--- Goal of the exercise ---
Leave out the pictures and repeat every record exactly.
═════ Supplied material
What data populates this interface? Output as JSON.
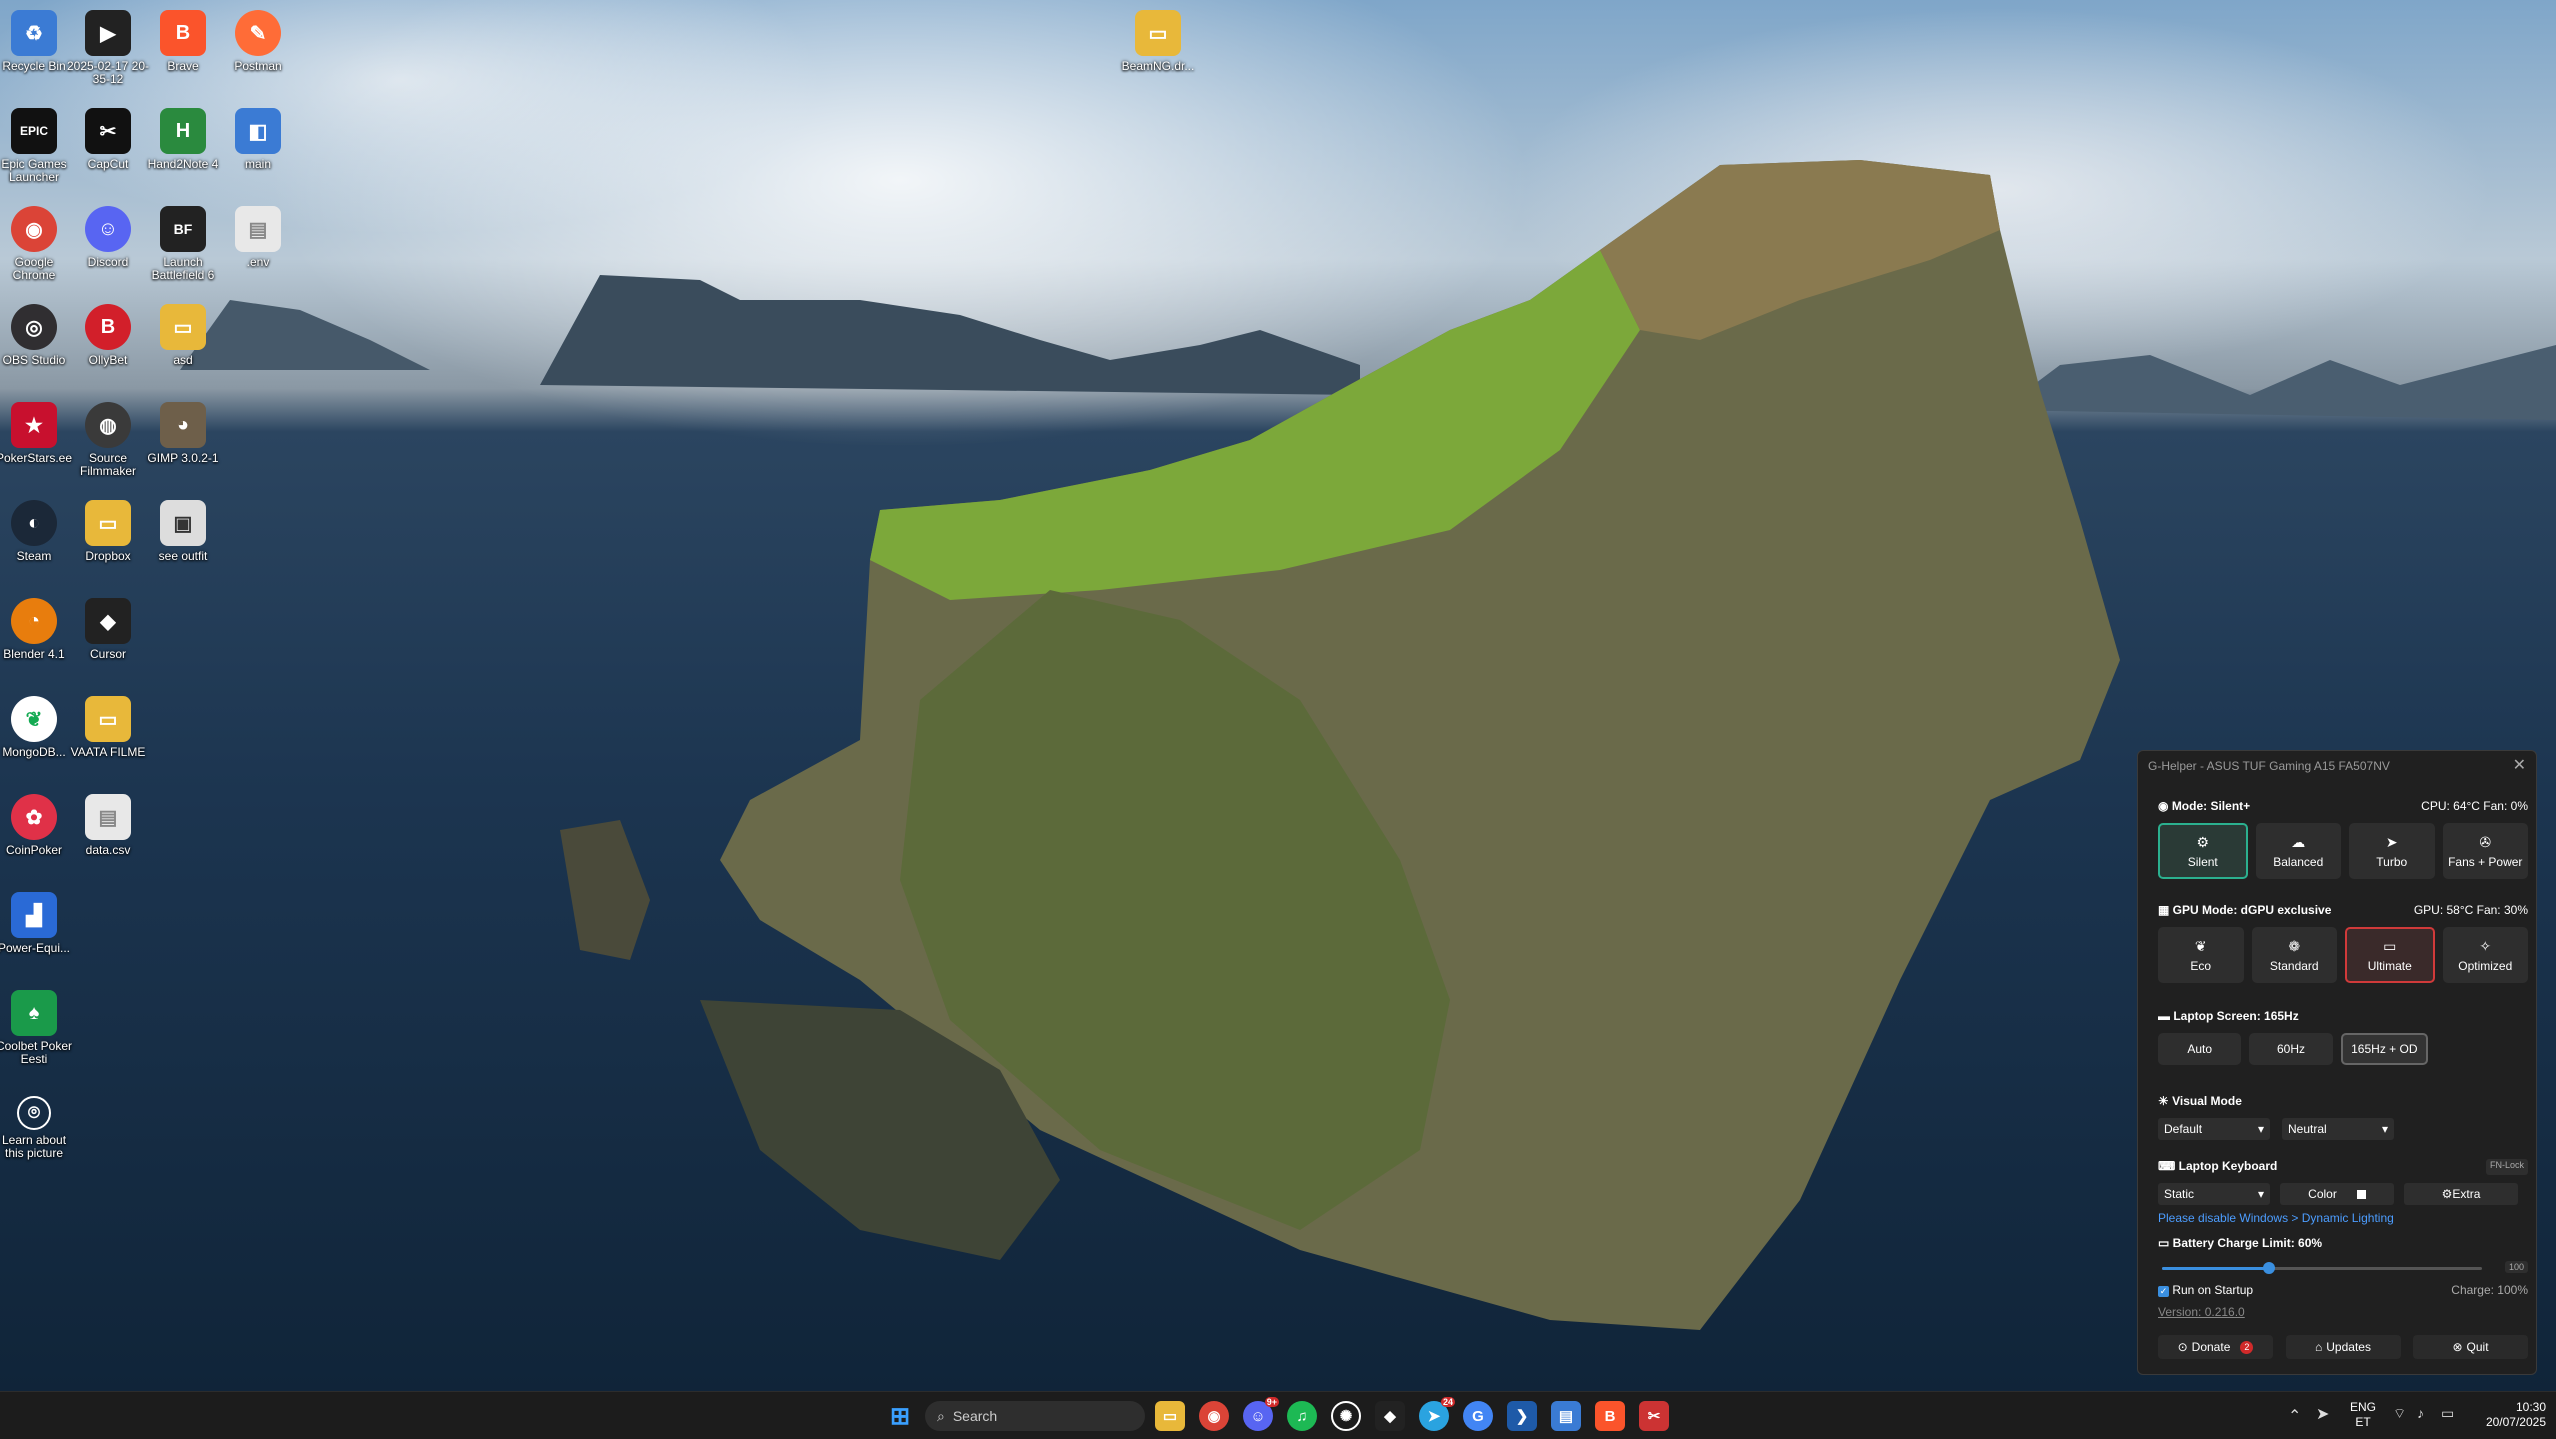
{
  "desktop": {
    "icons": [
      {
        "label": "Recycle Bin",
        "glyph": "♻",
        "color": "#3b7bd4"
      },
      {
        "label": "2025-02-17 20-35-12",
        "glyph": "▶",
        "color": "#222222"
      },
      {
        "label": "Brave",
        "glyph": "B",
        "color": "#fb542b"
      },
      {
        "label": "Postman",
        "glyph": "✎",
        "color": "#ff6c37"
      },
      {
        "label": "Epic Games Launcher",
        "glyph": "EPIC",
        "color": "#111111"
      },
      {
        "label": "CapCut",
        "glyph": "✂",
        "color": "#111111"
      },
      {
        "label": "Hand2Note 4",
        "glyph": "H",
        "color": "#2a8a3e"
      },
      {
        "label": "main",
        "glyph": "◧",
        "color": "#3b7bd4"
      },
      {
        "label": "Google Chrome",
        "glyph": "◉",
        "color": "#db4437"
      },
      {
        "label": "Discord",
        "glyph": "☺",
        "color": "#5865f2"
      },
      {
        "label": "Launch Battlefield 6",
        "glyph": "BF",
        "color": "#222222"
      },
      {
        "label": ".env",
        "glyph": "▤",
        "color": "#e8e8e8"
      },
      {
        "label": "OBS Studio",
        "glyph": "◎",
        "color": "#302e31"
      },
      {
        "label": "OllyBet",
        "glyph": "B",
        "color": "#d21f2a"
      },
      {
        "label": "asd",
        "glyph": "▭",
        "color": "#e8b83a"
      },
      {
        "label": "PokerStars.ee",
        "glyph": "★",
        "color": "#c8102e"
      },
      {
        "label": "Source Filmmaker",
        "glyph": "◍",
        "color": "#3a3a3a"
      },
      {
        "label": "GIMP 3.0.2-1",
        "glyph": "◕",
        "color": "#6e5f4a"
      },
      {
        "label": "Steam",
        "glyph": "◐",
        "color": "#1b2838"
      },
      {
        "label": "Dropbox",
        "glyph": "▭",
        "color": "#e8b83a"
      },
      {
        "label": "see outfit",
        "glyph": "▣",
        "color": "#dddddd"
      },
      {
        "label": "Blender 4.1",
        "glyph": "◔",
        "color": "#e87d0d"
      },
      {
        "label": "Cursor",
        "glyph": "◆",
        "color": "#222222"
      },
      {
        "label": "MongoDB...",
        "glyph": "❦",
        "color": "#13aa52"
      },
      {
        "label": "VAATA FILME",
        "glyph": "▭",
        "color": "#e8b83a"
      },
      {
        "label": "CoinPoker",
        "glyph": "✿",
        "color": "#e03148"
      },
      {
        "label": "data.csv",
        "glyph": "▤",
        "color": "#e8e8e8"
      },
      {
        "label": "Power-Equi...",
        "glyph": "▟",
        "color": "#2a6ad6"
      },
      {
        "label": "Coolbet Poker Eesti",
        "glyph": "♠",
        "color": "#1a9a4a"
      },
      {
        "label": "Learn about this picture",
        "glyph": "⌾",
        "color": "#444444"
      },
      {
        "label": "BeamNG.dr...",
        "glyph": "▭",
        "color": "#e8b83a"
      }
    ]
  },
  "ghelper": {
    "title": "G-Helper - ASUS TUF Gaming A15 FA507NV",
    "mode": {
      "label": "Mode: Silent+",
      "status": "CPU: 64°C Fan: 0%",
      "buttons": [
        {
          "label": "Silent",
          "glyph": "⚙"
        },
        {
          "label": "Balanced",
          "glyph": "☁"
        },
        {
          "label": "Turbo",
          "glyph": "➤"
        },
        {
          "label": "Fans + Power",
          "glyph": "✇"
        }
      ]
    },
    "gpu": {
      "label": "GPU Mode: dGPU exclusive",
      "status": "GPU: 58°C Fan: 30%",
      "buttons": [
        {
          "label": "Eco",
          "glyph": "❦"
        },
        {
          "label": "Standard",
          "glyph": "❁"
        },
        {
          "label": "Ultimate",
          "glyph": "▭"
        },
        {
          "label": "Optimized",
          "glyph": "✧"
        }
      ]
    },
    "screen": {
      "label": "Laptop Screen: 165Hz",
      "buttons": [
        "Auto",
        "60Hz",
        "165Hz + OD"
      ]
    },
    "visual": {
      "label": "Visual Mode",
      "mode": "Default",
      "color": "Neutral"
    },
    "keyboard": {
      "label": "Laptop Keyboard",
      "fnlock": "FN-Lock",
      "mode": "Static",
      "color_label": "Color",
      "extra_label": "Extra",
      "warning": "Please disable Windows > Dynamic Lighting"
    },
    "battery": {
      "label": "Battery Charge Limit: 60%",
      "max_label": "100",
      "limit_percent": 60
    },
    "startup": {
      "label": "Run on Startup",
      "charge": "Charge: 100%"
    },
    "version": "Version: 0.216.0",
    "footer": {
      "donate": "Donate",
      "donate_badge": "2",
      "updates": "Updates",
      "quit": "Quit"
    }
  },
  "taskbar": {
    "search_placeholder": "Search",
    "discord_badge": "9+",
    "telegram_badge": "24",
    "lang": "ENG",
    "region": "ET",
    "time": "10:30",
    "date": "20/07/2025"
  }
}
══════════
--- Written solution ---
What data populates this interface? Output as JSON.
{
  "desktop": {
    "icons": [
      {
        "label": "Recycle Bin",
        "glyph": "♻",
        "color": "#3b7bd4"
      },
      {
        "label": "2025-02-17 20-35-12",
        "glyph": "▶",
        "color": "#222222"
      },
      {
        "label": "Brave",
        "glyph": "B",
        "color": "#fb542b"
      },
      {
        "label": "Postman",
        "glyph": "✎",
        "color": "#ff6c37"
      },
      {
        "label": "Epic Games Launcher",
        "glyph": "EPIC",
        "color": "#111111"
      },
      {
        "label": "CapCut",
        "glyph": "✂",
        "color": "#111111"
      },
      {
        "label": "Hand2Note 4",
        "glyph": "H",
        "color": "#2a8a3e"
      },
      {
        "label": "main",
        "glyph": "◧",
        "color": "#3b7bd4"
      },
      {
        "label": "Google Chrome",
        "glyph": "◉",
        "color": "#db4437"
      },
      {
        "label": "Discord",
        "glyph": "☺",
        "color": "#5865f2"
      },
      {
        "label": "Launch Battlefield 6",
        "glyph": "BF",
        "color": "#222222"
      },
      {
        "label": ".env",
        "glyph": "▤",
        "color": "#e8e8e8"
      },
      {
        "label": "OBS Studio",
        "glyph": "◎",
        "color": "#302e31"
      },
      {
        "label": "OllyBet",
        "glyph": "B",
        "color": "#d21f2a"
      },
      {
        "label": "asd",
        "glyph": "▭",
        "color": "#e8b83a"
      },
      {
        "label": "PokerStars.ee",
        "glyph": "★",
        "color": "#c8102e"
      },
      {
        "label": "Source Filmmaker",
        "glyph": "◍",
        "color": "#3a3a3a"
      },
      {
        "label": "GIMP 3.0.2-1",
        "glyph": "◕",
        "color": "#6e5f4a"
      },
      {
        "label": "Steam",
        "glyph": "◐",
        "color": "#1b2838"
      },
      {
        "label": "Dropbox",
        "glyph": "▭",
        "color": "#e8b83a"
      },
      {
        "label": "see outfit",
        "glyph": "▣",
        "color": "#dddddd"
      },
      {
        "label": "Blender 4.1",
        "glyph": "◔",
        "color": "#e87d0d"
      },
      {
        "label": "Cursor",
        "glyph": "◆",
        "color": "#222222"
      },
      {
        "label": "MongoDB...",
        "glyph": "❦",
        "color": "#13aa52"
      },
      {
        "label": "VAATA FILME",
        "glyph": "▭",
        "color": "#e8b83a"
      },
      {
        "label": "CoinPoker",
        "glyph": "✿",
        "color": "#e03148"
      },
      {
        "label": "data.csv",
        "glyph": "▤",
        "color": "#e8e8e8"
      },
      {
        "label": "Power-Equi...",
        "glyph": "▟",
        "color": "#2a6ad6"
      },
      {
        "label": "Coolbet Poker Eesti",
        "glyph": "♠",
        "color": "#1a9a4a"
      },
      {
        "label": "Learn about this picture",
        "glyph": "⌾",
        "color": "#444444"
      },
      {
        "label": "BeamNG.dr...",
        "glyph": "▭",
        "color": "#e8b83a"
      }
    ]
  },
  "ghelper": {
    "title": "G-Helper - ASUS TUF Gaming A15 FA507NV",
    "mode": {
      "label": "Mode: Silent+",
      "status": "CPU: 64°C Fan: 0%",
      "buttons": [
        {
          "label": "Silent",
          "glyph": "⚙"
        },
        {
          "label": "Balanced",
          "glyph": "☁"
        },
        {
          "label": "Turbo",
          "glyph": "➤"
        },
        {
          "label": "Fans + Power",
          "glyph": "✇"
        }
      ]
    },
    "gpu": {
      "label": "GPU Mode: dGPU exclusive",
      "status": "GPU: 58°C Fan: 30%",
      "buttons": [
        {
          "label": "Eco",
          "glyph": "❦"
        },
        {
          "label": "Standard",
          "glyph": "❁"
        },
        {
          "label": "Ultimate",
          "glyph": "▭"
        },
        {
          "label": "Optimized",
          "glyph": "✧"
        }
      ]
    },
    "screen": {
      "label": "Laptop Screen: 165Hz",
      "buttons": [
        "Auto",
        "60Hz",
        "165Hz + OD"
      ]
    },
    "visual": {
      "label": "Visual Mode",
      "mode": "Default",
      "color": "Neutral"
    },
    "keyboard": {
      "label": "Laptop Keyboard",
      "fnlock": "FN-Lock",
      "mode": "Static",
      "color_label": "Color",
      "extra_label": "Extra",
      "warning": "Please disable Windows > Dynamic Lighting"
    },
    "battery": {
      "label": "Battery Charge Limit: 60%",
      "max_label": "100",
      "limit_percent": 60
    },
    "startup": {
      "label": "Run on Startup",
      "charge": "Charge: 100%"
    },
    "version": "Version: 0.216.0",
    "footer": {
      "donate": "Donate",
      "donate_badge": "2",
      "updates": "Updates",
      "quit": "Quit"
    }
  },
  "taskbar": {
    "search_placeholder": "Search",
    "discord_badge": "9+",
    "telegram_badge": "24",
    "lang": "ENG",
    "region": "ET",
    "time": "10:30",
    "date": "20/07/2025"
  }
}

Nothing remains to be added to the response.